Exercise details: Copy each line holding the string "hours".

Data entries for graphics
....

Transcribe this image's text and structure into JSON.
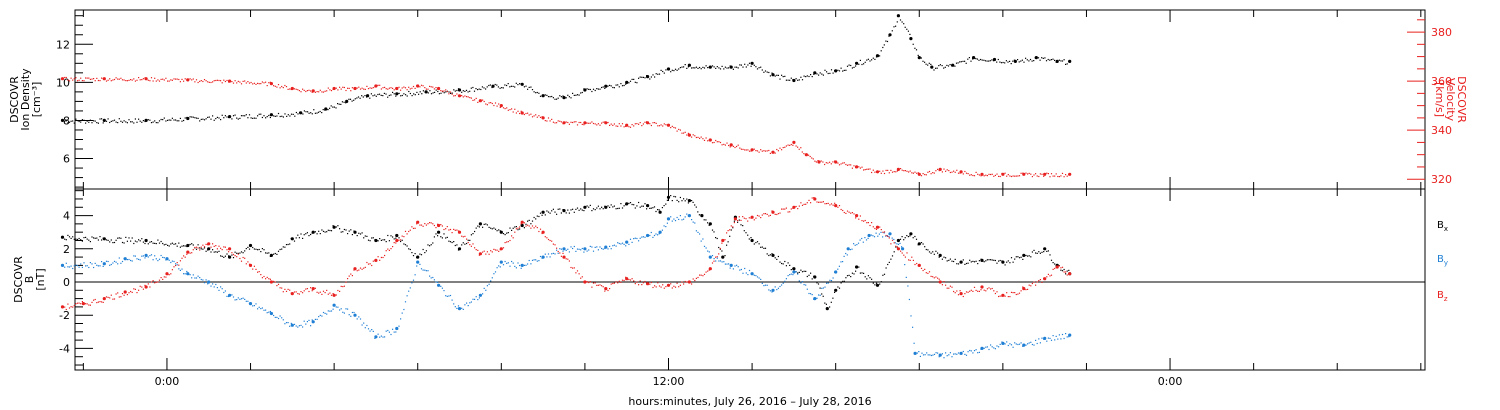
{
  "chart_data": [
    {
      "type": "scatter",
      "panel": "plasma",
      "left_axis": {
        "label_lines": [
          "DSCOVR",
          "Ion Density",
          "[cm⁻³]"
        ],
        "ylim": [
          4.4,
          13.8
        ],
        "ticks": [
          6,
          8,
          10,
          12
        ],
        "color": "#000000"
      },
      "right_axis": {
        "label_lines": [
          "DSCOVR",
          "Velocity",
          "[km/s]"
        ],
        "ylim": [
          316,
          389
        ],
        "ticks": [
          320,
          340,
          360,
          380
        ],
        "color": "#e8201f"
      },
      "series": [
        {
          "axis": "left",
          "color": "#000000",
          "points": [
            [
              -2.5,
              8.0
            ],
            [
              -1.5,
              8.0
            ],
            [
              -0.5,
              8.0
            ],
            [
              0.5,
              8.1
            ],
            [
              1.5,
              8.2
            ],
            [
              2.5,
              8.3
            ],
            [
              3.2,
              8.4
            ],
            [
              3.8,
              8.6
            ],
            [
              4.3,
              9.0
            ],
            [
              4.8,
              9.3
            ],
            [
              5.5,
              9.4
            ],
            [
              6.2,
              9.5
            ],
            [
              7,
              9.6
            ],
            [
              7.8,
              9.8
            ],
            [
              8.5,
              9.9
            ],
            [
              9.0,
              9.3
            ],
            [
              9.5,
              9.2
            ],
            [
              10.0,
              9.6
            ],
            [
              10.5,
              9.8
            ],
            [
              11.0,
              10.0
            ],
            [
              11.5,
              10.3
            ],
            [
              12.0,
              10.7
            ],
            [
              12.5,
              10.9
            ],
            [
              13.0,
              10.8
            ],
            [
              13.5,
              10.8
            ],
            [
              14.0,
              11.0
            ],
            [
              14.5,
              10.4
            ],
            [
              15.0,
              10.1
            ],
            [
              15.5,
              10.5
            ],
            [
              16.0,
              10.6
            ],
            [
              16.5,
              11.0
            ],
            [
              17.0,
              11.4
            ],
            [
              17.3,
              12.5
            ],
            [
              17.5,
              13.5
            ],
            [
              17.8,
              12.3
            ],
            [
              18.0,
              11.3
            ],
            [
              18.3,
              10.8
            ],
            [
              18.8,
              10.9
            ],
            [
              19.3,
              11.3
            ],
            [
              19.8,
              11.2
            ],
            [
              20.3,
              11.1
            ],
            [
              20.8,
              11.3
            ],
            [
              21.3,
              11.1
            ],
            [
              21.6,
              11.1
            ]
          ]
        },
        {
          "axis": "right",
          "color": "#e8201f",
          "points": [
            [
              -2.5,
              361
            ],
            [
              -1.5,
              361
            ],
            [
              -0.5,
              361
            ],
            [
              0.5,
              360.5
            ],
            [
              1.5,
              360
            ],
            [
              2.5,
              359
            ],
            [
              3.0,
              357
            ],
            [
              3.5,
              356
            ],
            [
              4.0,
              357
            ],
            [
              4.5,
              357
            ],
            [
              5.0,
              358
            ],
            [
              5.5,
              357
            ],
            [
              6.0,
              358
            ],
            [
              6.5,
              357
            ],
            [
              7.0,
              354
            ],
            [
              7.5,
              352
            ],
            [
              8.0,
              350
            ],
            [
              8.5,
              347
            ],
            [
              9.0,
              345
            ],
            [
              9.5,
              343
            ],
            [
              10.0,
              343
            ],
            [
              10.5,
              343
            ],
            [
              11.0,
              342
            ],
            [
              11.5,
              343
            ],
            [
              12.0,
              342
            ],
            [
              12.5,
              338
            ],
            [
              13.0,
              336
            ],
            [
              13.5,
              334
            ],
            [
              14.0,
              332
            ],
            [
              14.5,
              331
            ],
            [
              15.0,
              335
            ],
            [
              15.3,
              330
            ],
            [
              15.6,
              327
            ],
            [
              16.0,
              327
            ],
            [
              16.5,
              325
            ],
            [
              17.0,
              323
            ],
            [
              17.5,
              324
            ],
            [
              18.0,
              322
            ],
            [
              18.5,
              324
            ],
            [
              19.0,
              323
            ],
            [
              19.5,
              322
            ],
            [
              20.0,
              322
            ],
            [
              20.5,
              322
            ],
            [
              21.0,
              322
            ],
            [
              21.6,
              322
            ]
          ]
        }
      ]
    },
    {
      "type": "scatter",
      "panel": "magnetic-field",
      "left_axis": {
        "label_lines": [
          "DSCOVR",
          "B",
          "[nT]"
        ],
        "ylim": [
          -5.3,
          5.6
        ],
        "ticks": [
          -4,
          -2,
          0,
          2,
          4
        ],
        "color": "#000000"
      },
      "legend_position": "right",
      "series": [
        {
          "name": "Bx",
          "name_base": "B",
          "name_sub": "x",
          "color": "#000000",
          "points": [
            [
              -2.5,
              2.7
            ],
            [
              -1.5,
              2.6
            ],
            [
              -0.5,
              2.5
            ],
            [
              0.5,
              2.2
            ],
            [
              1.0,
              2.0
            ],
            [
              1.5,
              1.5
            ],
            [
              2.0,
              2.2
            ],
            [
              2.5,
              1.6
            ],
            [
              3.0,
              2.6
            ],
            [
              3.5,
              3.0
            ],
            [
              4.0,
              3.3
            ],
            [
              4.5,
              3.0
            ],
            [
              5.0,
              2.5
            ],
            [
              5.5,
              2.8
            ],
            [
              6.0,
              1.5
            ],
            [
              6.5,
              3.0
            ],
            [
              7.0,
              2.0
            ],
            [
              7.5,
              3.5
            ],
            [
              8.0,
              3.0
            ],
            [
              8.5,
              3.4
            ],
            [
              9.0,
              4.2
            ],
            [
              9.5,
              4.3
            ],
            [
              10.0,
              4.5
            ],
            [
              10.5,
              4.5
            ],
            [
              11.0,
              4.7
            ],
            [
              11.5,
              4.6
            ],
            [
              11.8,
              4.2
            ],
            [
              12.0,
              5.1
            ],
            [
              12.5,
              4.9
            ],
            [
              12.8,
              4.0
            ],
            [
              13.0,
              3.5
            ],
            [
              13.3,
              1.5
            ],
            [
              13.6,
              3.9
            ],
            [
              14.0,
              2.5
            ],
            [
              14.5,
              1.6
            ],
            [
              15.0,
              0.8
            ],
            [
              15.5,
              0.3
            ],
            [
              15.8,
              -1.6
            ],
            [
              16.0,
              -0.5
            ],
            [
              16.5,
              0.9
            ],
            [
              17.0,
              -0.2
            ],
            [
              17.5,
              2.5
            ],
            [
              17.8,
              2.9
            ],
            [
              18.0,
              2.3
            ],
            [
              18.5,
              1.6
            ],
            [
              19.0,
              1.2
            ],
            [
              19.5,
              1.3
            ],
            [
              20.0,
              1.2
            ],
            [
              20.5,
              1.6
            ],
            [
              21.0,
              2.0
            ],
            [
              21.3,
              1.0
            ],
            [
              21.6,
              0.5
            ]
          ]
        },
        {
          "name": "By",
          "name_base": "B",
          "name_sub": "y",
          "color": "#1f7fd4",
          "points": [
            [
              -2.5,
              1.0
            ],
            [
              -1.5,
              1.1
            ],
            [
              -1.0,
              1.4
            ],
            [
              -0.5,
              1.6
            ],
            [
              0.0,
              1.4
            ],
            [
              0.5,
              0.5
            ],
            [
              1.0,
              0.0
            ],
            [
              1.5,
              -0.8
            ],
            [
              2.0,
              -1.3
            ],
            [
              2.5,
              -1.9
            ],
            [
              3.0,
              -2.6
            ],
            [
              3.5,
              -2.4
            ],
            [
              4.0,
              -1.4
            ],
            [
              4.5,
              -2.0
            ],
            [
              5.0,
              -3.3
            ],
            [
              5.5,
              -2.8
            ],
            [
              6.0,
              1.2
            ],
            [
              6.5,
              -0.2
            ],
            [
              7.0,
              -1.6
            ],
            [
              7.5,
              -0.8
            ],
            [
              8.0,
              1.2
            ],
            [
              8.5,
              1.0
            ],
            [
              9.0,
              1.5
            ],
            [
              9.5,
              2.0
            ],
            [
              10.0,
              2.0
            ],
            [
              10.5,
              2.1
            ],
            [
              11.0,
              2.4
            ],
            [
              11.5,
              2.8
            ],
            [
              11.8,
              3.0
            ],
            [
              12.0,
              3.8
            ],
            [
              12.5,
              4.0
            ],
            [
              13.0,
              1.5
            ],
            [
              13.5,
              1.0
            ],
            [
              14.0,
              0.5
            ],
            [
              14.5,
              -0.5
            ],
            [
              15.0,
              0.6
            ],
            [
              15.5,
              -1.0
            ],
            [
              16.0,
              0.6
            ],
            [
              16.3,
              2.0
            ],
            [
              16.8,
              2.8
            ],
            [
              17.3,
              2.9
            ],
            [
              17.6,
              2.0
            ],
            [
              17.9,
              -4.3
            ],
            [
              18.5,
              -4.4
            ],
            [
              19.0,
              -4.3
            ],
            [
              19.5,
              -4.0
            ],
            [
              20.0,
              -3.7
            ],
            [
              20.5,
              -3.8
            ],
            [
              21.0,
              -3.4
            ],
            [
              21.6,
              -3.2
            ]
          ]
        },
        {
          "name": "Bz",
          "name_base": "B",
          "name_sub": "z",
          "color": "#e8201f",
          "points": [
            [
              -2.5,
              -1.5
            ],
            [
              -2.0,
              -1.3
            ],
            [
              -1.5,
              -1.0
            ],
            [
              -1.0,
              -0.6
            ],
            [
              -0.5,
              -0.3
            ],
            [
              0.0,
              0.5
            ],
            [
              0.5,
              1.8
            ],
            [
              1.0,
              2.3
            ],
            [
              1.5,
              2.0
            ],
            [
              2.0,
              1.0
            ],
            [
              2.5,
              0.0
            ],
            [
              3.0,
              -0.7
            ],
            [
              3.5,
              -0.4
            ],
            [
              4.0,
              -0.8
            ],
            [
              4.5,
              0.8
            ],
            [
              5.0,
              1.3
            ],
            [
              5.5,
              2.5
            ],
            [
              6.0,
              3.6
            ],
            [
              6.5,
              3.4
            ],
            [
              7.0,
              3.0
            ],
            [
              7.5,
              1.7
            ],
            [
              8.0,
              2.0
            ],
            [
              8.5,
              3.6
            ],
            [
              9.0,
              3.0
            ],
            [
              9.5,
              1.5
            ],
            [
              10.0,
              0.0
            ],
            [
              10.5,
              -0.4
            ],
            [
              11.0,
              0.2
            ],
            [
              11.5,
              -0.1
            ],
            [
              12.0,
              -0.2
            ],
            [
              12.5,
              0.0
            ],
            [
              13.0,
              0.8
            ],
            [
              13.3,
              2.5
            ],
            [
              13.6,
              3.8
            ],
            [
              14.0,
              3.9
            ],
            [
              14.5,
              4.2
            ],
            [
              15.0,
              4.5
            ],
            [
              15.5,
              5.0
            ],
            [
              16.0,
              4.6
            ],
            [
              16.5,
              4.0
            ],
            [
              17.0,
              3.3
            ],
            [
              17.5,
              2.0
            ],
            [
              18.0,
              1.0
            ],
            [
              18.5,
              0.0
            ],
            [
              19.0,
              -0.7
            ],
            [
              19.5,
              -0.3
            ],
            [
              20.0,
              -0.8
            ],
            [
              20.5,
              -0.4
            ],
            [
              21.0,
              0.2
            ],
            [
              21.3,
              0.9
            ],
            [
              21.6,
              0.5
            ]
          ]
        }
      ]
    }
  ],
  "x_axis": {
    "unit": "hours",
    "xlim": [
      -2.2,
      30.1
    ],
    "tick_labels": [
      {
        "x": 0,
        "label": "0:00"
      },
      {
        "x": 12,
        "label": "12:00"
      },
      {
        "x": 24,
        "label": "0:00"
      }
    ],
    "title": "hours:minutes, July 26, 2016 – July 28, 2016"
  }
}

....

Exercise output:
    "unit": "hours",
    "title": "hours:minutes, July 26, 2016 – July 28, 2016"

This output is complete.